Aim: Continue the home theater forum post, starting right after its final sentence.

Extract:

# Re: Big Outlay Planned - Lessons Learned



## cinco (Jul 6, 2012)

*Re: Big Outlay Planned - Lessons Learned*

Evening guys. Just thought I'd post a follow up to my initial post. Wow, sure feels like I've grown a lot over the past month. First off, how naive to think $10-12k was a big outlay. Despite being more than the value of my current vehicle, I'm learning this is really chump change in the world of home theater. I could see how this could become a very expensive hobby!

So I've spent the last few weekends visiting showrooms, talking to dealers, and reading, reading, reading. Here's a quick update.

For projectors, I demoed the Epson 6010, Sony HW30 and JVC RS45. I really liked the brightness of the Epson, but I'm a video game dork and there was just a bit too much lag. In the end, Sony beat out the JVC due to the better 3D image. Wasn't a big win, but in the end, a choice had to be made.

In the meantime, I was inspired by ALMFamily's journey and have been busy on a speaker quest of my own. This is in listening order, and please forgive the lack of lingo, I'm still learning.

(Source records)
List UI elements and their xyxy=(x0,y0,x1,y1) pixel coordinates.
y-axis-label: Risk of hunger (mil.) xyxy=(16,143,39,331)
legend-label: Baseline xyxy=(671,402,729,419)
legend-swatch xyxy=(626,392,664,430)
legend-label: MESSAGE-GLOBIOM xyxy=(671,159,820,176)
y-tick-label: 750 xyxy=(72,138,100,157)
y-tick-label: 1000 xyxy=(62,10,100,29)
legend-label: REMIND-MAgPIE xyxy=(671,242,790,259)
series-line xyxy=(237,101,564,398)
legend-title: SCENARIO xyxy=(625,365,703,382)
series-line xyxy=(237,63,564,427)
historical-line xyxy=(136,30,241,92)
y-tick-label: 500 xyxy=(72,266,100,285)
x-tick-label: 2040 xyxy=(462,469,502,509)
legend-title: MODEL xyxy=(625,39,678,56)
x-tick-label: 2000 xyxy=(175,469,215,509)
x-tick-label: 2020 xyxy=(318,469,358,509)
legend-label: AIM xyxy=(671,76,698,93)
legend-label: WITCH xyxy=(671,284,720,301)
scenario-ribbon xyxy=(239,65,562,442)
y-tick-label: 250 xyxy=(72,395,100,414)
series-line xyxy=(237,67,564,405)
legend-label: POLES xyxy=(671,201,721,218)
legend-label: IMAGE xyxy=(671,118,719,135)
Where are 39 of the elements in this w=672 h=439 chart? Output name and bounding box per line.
---
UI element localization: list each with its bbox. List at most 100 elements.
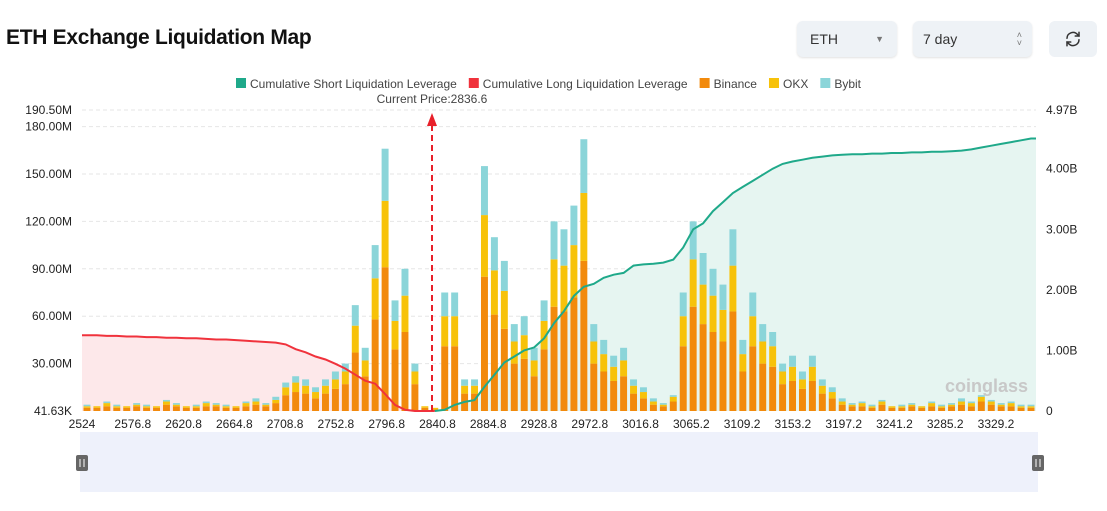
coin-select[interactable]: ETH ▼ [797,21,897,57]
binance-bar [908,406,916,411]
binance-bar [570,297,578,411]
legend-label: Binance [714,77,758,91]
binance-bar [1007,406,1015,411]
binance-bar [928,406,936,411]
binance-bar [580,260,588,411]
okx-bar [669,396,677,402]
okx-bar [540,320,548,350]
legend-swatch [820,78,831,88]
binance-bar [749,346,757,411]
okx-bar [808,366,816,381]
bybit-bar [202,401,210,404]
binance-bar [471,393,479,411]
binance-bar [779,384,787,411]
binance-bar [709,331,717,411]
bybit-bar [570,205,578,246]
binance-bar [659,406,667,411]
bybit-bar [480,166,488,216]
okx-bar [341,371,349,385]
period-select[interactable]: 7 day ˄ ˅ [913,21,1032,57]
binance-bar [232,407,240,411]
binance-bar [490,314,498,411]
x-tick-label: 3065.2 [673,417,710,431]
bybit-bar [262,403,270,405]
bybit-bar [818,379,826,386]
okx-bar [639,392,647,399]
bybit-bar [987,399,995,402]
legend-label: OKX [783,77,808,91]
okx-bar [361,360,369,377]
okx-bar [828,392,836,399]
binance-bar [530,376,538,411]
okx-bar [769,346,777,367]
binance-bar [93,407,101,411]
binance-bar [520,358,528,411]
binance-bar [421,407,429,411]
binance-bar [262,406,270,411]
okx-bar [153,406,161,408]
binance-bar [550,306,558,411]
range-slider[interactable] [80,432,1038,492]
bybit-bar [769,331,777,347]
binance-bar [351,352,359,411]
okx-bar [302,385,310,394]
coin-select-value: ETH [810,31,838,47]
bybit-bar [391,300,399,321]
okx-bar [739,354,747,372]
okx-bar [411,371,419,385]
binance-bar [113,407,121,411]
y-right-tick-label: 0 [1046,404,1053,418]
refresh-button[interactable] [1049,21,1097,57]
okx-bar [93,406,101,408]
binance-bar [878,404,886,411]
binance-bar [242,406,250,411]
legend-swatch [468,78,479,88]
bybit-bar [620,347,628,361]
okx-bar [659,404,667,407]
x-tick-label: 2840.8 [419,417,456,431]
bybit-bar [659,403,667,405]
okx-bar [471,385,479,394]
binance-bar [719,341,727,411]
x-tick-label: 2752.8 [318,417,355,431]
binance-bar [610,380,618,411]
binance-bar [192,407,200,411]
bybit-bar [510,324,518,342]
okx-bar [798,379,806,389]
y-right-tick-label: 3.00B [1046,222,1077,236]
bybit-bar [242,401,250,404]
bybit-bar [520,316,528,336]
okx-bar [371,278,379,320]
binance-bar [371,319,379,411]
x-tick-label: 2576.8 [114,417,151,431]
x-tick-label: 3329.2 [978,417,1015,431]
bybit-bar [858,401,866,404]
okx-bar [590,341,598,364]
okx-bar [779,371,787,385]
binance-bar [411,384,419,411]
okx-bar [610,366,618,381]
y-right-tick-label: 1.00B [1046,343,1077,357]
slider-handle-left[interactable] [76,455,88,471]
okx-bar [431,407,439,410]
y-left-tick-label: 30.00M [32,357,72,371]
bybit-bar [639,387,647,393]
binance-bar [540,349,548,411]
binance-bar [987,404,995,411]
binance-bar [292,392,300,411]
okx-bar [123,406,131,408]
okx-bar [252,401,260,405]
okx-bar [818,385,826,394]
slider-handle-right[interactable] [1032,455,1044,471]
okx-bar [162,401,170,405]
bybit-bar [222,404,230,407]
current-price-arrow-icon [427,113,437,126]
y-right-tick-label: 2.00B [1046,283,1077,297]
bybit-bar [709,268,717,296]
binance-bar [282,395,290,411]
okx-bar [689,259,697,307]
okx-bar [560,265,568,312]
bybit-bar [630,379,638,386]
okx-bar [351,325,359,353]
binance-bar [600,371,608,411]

Result of this task:
• Triad Bronze – nice sound, great clarity, but missing power. Just wasn't blown away. Had high expectations, but honestly, felt a little let down. Probably for the best, because would have been ruled out anyway due to the inaccessibility of wall cavities in our room. 

• B&W CM8/CM-Centre – happened past a Modia on the way home from the Triad demo. Wow. I know there's strong sentiment about B&W being inaccurate on the forum, but these speakers made me smile. I can't explain it, the music just sounded alive.

• Paradigm Studio 100/CC-690 – I wanted to love these. Even brought the wife, because everything I read made me think these would be 'the one'. Don't get me wrong – amazing, powerful sound. Just sounded shrill to me, the highs almost made me wince. This was in a well-setup showroom with lots of power. 

• B&W CM9/CM-Centre 2 – this was at a different Modia, near the Paradigm demo. Wanted to re-listen to the CM8's, but that room was busy so we tried the CM9's. In a way, I hoped my first listen was just over-excitement, but I was equally impressed with the CM9's ... as was my wife. I've read all the bad press, so maybe I'm tone deaf. All I know is I really like the B&W line.

• Focal 826V – put these on the list after reading a recommendation by Jungle Jack. These are REALLY impressive speakers. The dynamics were incredible and the sound … well, the only word that comes to mind is beautiful. And I couldn't believe the price. About half that of the CM9 or Studio 100.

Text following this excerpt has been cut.